Supplied data:
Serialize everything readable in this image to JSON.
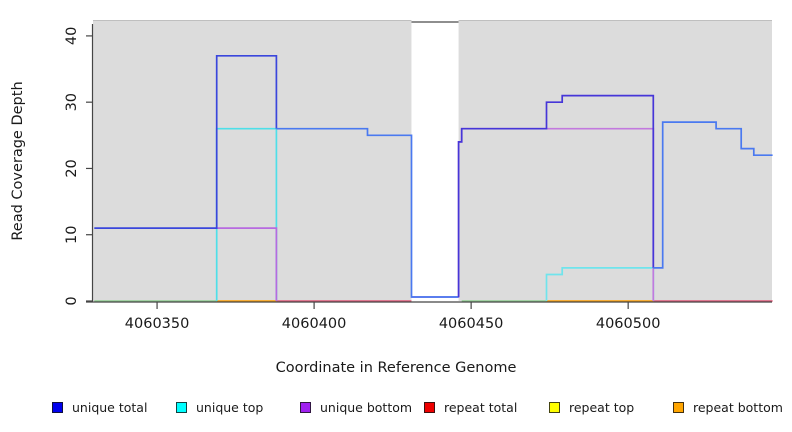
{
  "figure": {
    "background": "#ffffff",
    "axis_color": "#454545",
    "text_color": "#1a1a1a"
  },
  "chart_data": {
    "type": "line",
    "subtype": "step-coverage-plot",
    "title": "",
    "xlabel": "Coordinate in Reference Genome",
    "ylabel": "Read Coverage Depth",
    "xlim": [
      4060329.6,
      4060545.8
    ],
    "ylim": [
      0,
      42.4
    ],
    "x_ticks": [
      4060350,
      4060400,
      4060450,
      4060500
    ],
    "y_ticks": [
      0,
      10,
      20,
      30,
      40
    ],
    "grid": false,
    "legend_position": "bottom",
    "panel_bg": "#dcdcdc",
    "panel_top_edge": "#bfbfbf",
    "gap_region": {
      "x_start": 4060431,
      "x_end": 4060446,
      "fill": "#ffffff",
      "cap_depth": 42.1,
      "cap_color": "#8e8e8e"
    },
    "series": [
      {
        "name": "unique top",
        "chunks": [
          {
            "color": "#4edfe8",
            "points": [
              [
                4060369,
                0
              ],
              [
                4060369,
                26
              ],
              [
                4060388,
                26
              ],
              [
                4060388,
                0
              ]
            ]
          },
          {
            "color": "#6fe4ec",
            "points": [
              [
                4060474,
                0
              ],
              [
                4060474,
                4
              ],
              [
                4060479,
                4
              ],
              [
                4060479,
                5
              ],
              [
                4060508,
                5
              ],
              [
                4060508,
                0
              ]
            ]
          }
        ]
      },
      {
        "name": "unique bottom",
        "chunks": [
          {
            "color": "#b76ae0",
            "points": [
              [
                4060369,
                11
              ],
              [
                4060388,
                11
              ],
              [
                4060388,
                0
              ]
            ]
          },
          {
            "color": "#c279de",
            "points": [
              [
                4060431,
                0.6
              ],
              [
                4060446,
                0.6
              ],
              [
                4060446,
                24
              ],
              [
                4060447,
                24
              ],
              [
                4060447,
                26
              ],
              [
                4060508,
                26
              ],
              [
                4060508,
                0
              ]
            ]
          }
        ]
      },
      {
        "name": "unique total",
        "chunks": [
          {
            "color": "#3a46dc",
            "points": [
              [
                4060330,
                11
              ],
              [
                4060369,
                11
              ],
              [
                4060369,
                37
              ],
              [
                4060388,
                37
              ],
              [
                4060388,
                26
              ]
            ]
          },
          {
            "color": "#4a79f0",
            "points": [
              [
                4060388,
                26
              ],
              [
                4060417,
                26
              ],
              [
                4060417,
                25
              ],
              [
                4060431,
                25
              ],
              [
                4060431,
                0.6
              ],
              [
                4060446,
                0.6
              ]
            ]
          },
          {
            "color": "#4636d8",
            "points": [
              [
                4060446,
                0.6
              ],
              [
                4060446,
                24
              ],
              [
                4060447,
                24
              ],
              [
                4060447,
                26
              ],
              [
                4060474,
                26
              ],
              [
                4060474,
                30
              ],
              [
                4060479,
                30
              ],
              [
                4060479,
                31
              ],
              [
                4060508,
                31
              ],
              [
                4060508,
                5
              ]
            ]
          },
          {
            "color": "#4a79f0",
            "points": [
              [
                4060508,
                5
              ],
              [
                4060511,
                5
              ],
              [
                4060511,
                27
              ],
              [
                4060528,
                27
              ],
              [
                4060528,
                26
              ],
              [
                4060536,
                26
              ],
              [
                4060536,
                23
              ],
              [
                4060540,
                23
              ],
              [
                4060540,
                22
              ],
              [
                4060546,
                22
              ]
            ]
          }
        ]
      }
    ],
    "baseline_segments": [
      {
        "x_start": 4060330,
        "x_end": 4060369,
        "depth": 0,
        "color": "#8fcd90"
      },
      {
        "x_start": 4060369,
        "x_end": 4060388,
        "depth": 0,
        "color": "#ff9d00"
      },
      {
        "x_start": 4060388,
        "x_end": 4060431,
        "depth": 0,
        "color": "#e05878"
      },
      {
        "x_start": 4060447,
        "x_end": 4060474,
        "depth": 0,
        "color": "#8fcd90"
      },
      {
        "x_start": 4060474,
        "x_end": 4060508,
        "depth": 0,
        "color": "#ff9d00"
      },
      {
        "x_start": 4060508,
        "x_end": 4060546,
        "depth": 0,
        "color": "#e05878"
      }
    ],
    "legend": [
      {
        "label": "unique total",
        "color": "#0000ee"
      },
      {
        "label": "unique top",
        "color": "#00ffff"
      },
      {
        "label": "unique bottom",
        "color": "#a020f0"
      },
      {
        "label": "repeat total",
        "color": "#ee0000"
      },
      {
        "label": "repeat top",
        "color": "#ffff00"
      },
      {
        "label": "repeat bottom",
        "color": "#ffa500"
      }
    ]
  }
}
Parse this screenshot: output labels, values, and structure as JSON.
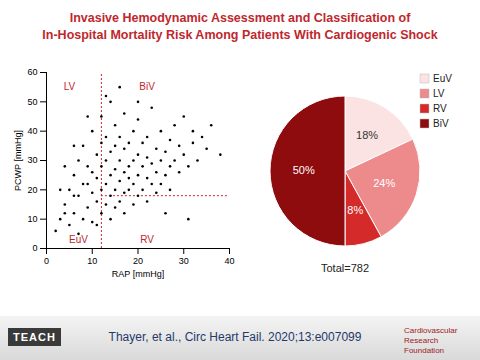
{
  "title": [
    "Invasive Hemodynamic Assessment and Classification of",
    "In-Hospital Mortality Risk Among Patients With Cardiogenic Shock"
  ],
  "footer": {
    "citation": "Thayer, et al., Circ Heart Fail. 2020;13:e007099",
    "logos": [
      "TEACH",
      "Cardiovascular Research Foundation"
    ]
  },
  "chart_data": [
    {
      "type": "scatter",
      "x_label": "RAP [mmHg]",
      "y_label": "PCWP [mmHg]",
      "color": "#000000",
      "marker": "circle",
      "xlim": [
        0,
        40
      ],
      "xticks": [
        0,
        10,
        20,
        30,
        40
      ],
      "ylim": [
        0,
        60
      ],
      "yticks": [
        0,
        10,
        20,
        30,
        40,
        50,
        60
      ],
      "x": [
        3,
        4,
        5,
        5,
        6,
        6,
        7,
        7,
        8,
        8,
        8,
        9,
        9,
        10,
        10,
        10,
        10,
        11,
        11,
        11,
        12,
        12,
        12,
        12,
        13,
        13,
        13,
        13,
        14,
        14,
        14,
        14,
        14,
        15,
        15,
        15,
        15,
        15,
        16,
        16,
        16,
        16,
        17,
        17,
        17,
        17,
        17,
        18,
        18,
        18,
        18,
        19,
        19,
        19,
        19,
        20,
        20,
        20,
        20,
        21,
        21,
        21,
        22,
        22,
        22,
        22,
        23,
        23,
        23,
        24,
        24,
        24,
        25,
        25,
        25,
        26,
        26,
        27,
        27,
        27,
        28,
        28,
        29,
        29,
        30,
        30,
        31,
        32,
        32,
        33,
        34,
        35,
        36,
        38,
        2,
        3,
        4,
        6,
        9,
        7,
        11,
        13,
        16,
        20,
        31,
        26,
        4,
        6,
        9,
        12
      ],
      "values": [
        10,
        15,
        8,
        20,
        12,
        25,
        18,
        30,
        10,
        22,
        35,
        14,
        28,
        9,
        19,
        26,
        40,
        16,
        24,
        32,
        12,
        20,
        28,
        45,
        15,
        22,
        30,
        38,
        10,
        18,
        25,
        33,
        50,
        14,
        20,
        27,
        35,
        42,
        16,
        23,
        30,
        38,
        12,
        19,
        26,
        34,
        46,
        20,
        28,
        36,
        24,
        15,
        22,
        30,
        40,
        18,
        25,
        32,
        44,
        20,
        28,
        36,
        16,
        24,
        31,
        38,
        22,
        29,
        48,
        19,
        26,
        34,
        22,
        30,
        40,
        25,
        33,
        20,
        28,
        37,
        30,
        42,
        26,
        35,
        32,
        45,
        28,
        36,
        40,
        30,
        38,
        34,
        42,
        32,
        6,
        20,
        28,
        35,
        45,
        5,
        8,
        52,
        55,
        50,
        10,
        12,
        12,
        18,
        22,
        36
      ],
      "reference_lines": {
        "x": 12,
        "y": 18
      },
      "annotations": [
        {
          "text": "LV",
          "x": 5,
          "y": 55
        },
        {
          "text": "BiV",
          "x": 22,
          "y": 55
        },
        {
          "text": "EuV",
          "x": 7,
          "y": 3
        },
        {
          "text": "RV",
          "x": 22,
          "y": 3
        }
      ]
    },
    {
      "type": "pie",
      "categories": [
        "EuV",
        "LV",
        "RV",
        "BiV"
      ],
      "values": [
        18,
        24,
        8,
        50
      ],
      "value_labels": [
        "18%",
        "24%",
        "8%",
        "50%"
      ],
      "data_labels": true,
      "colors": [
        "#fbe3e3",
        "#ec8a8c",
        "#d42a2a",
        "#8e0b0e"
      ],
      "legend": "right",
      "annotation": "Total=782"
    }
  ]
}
==
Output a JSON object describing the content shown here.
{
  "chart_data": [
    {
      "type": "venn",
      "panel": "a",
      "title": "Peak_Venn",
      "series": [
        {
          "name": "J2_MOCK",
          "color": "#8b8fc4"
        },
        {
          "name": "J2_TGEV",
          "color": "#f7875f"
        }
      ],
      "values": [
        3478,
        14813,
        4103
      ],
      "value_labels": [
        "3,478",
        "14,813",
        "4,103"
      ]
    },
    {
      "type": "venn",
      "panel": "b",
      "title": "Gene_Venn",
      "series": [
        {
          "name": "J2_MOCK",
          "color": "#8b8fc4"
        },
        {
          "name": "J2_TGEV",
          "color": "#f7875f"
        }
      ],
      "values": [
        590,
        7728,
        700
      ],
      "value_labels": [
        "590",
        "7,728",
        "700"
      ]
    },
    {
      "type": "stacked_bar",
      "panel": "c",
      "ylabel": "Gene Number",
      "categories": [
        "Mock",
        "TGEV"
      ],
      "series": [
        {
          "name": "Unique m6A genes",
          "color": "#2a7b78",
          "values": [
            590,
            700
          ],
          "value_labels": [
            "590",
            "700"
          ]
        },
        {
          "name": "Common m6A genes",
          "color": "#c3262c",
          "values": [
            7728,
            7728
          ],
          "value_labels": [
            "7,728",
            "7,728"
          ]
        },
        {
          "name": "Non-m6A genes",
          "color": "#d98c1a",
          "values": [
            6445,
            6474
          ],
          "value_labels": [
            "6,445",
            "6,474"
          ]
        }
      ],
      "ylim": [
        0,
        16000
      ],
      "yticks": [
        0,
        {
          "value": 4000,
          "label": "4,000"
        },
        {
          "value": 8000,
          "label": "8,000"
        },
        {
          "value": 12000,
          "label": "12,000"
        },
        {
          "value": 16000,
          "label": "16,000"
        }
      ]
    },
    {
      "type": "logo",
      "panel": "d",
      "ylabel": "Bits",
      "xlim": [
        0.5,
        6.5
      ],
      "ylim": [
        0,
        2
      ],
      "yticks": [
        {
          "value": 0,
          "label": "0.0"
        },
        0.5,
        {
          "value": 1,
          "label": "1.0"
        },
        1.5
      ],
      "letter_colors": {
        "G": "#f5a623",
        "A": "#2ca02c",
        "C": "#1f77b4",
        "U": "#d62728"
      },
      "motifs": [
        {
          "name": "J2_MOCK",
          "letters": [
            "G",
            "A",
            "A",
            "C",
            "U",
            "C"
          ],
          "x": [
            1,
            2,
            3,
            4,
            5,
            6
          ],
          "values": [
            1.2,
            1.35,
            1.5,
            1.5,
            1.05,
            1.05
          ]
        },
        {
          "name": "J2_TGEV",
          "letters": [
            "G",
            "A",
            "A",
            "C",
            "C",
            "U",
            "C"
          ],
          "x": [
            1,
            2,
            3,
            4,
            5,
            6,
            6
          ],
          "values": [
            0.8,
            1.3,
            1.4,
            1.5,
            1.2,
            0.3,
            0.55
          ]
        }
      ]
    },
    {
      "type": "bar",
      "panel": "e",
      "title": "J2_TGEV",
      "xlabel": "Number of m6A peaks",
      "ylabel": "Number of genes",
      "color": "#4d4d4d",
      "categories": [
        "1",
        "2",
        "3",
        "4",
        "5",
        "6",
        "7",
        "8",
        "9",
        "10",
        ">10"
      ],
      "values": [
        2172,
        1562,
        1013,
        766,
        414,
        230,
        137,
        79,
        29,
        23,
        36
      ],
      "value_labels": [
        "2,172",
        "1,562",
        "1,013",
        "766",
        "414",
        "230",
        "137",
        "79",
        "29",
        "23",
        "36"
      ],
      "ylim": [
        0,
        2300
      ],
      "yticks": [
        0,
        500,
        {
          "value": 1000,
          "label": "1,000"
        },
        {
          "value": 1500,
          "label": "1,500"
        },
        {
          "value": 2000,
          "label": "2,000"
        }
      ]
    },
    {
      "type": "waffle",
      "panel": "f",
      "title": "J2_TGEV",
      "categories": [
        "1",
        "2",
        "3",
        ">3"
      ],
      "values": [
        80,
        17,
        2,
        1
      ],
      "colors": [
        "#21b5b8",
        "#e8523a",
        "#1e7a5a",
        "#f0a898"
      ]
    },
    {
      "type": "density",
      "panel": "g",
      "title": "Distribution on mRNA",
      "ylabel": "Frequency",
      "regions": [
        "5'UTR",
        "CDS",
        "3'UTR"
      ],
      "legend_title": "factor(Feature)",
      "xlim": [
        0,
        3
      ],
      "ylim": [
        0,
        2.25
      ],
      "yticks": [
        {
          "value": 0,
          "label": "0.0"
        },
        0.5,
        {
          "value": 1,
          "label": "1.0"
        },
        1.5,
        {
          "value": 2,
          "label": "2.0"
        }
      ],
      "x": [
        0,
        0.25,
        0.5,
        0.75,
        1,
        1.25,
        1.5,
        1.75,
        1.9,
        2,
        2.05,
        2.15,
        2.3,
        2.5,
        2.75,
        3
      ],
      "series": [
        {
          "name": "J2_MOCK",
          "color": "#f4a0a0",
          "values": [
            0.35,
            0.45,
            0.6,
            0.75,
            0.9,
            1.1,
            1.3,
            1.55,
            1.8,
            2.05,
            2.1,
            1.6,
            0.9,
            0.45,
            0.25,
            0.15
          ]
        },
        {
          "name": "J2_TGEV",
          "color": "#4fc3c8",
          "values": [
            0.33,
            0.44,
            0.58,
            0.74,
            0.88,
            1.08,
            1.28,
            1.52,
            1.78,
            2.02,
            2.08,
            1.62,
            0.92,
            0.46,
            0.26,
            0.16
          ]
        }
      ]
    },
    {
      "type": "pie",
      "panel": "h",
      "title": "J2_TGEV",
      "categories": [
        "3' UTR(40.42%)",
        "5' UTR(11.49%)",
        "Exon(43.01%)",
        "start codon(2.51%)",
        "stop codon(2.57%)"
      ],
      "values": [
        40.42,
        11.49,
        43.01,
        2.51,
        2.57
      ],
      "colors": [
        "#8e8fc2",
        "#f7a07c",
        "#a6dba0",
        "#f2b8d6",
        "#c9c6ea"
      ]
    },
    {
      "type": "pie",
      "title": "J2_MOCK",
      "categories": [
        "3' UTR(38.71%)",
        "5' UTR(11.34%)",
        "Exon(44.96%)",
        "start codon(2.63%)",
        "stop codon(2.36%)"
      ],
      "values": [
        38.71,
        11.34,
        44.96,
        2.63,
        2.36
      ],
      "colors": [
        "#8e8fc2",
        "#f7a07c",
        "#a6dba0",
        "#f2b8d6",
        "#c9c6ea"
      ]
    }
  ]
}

Exercise brief: Your reply must consist of the number of lines in the material above that include "JSON", and nothing else.

Task solution: 3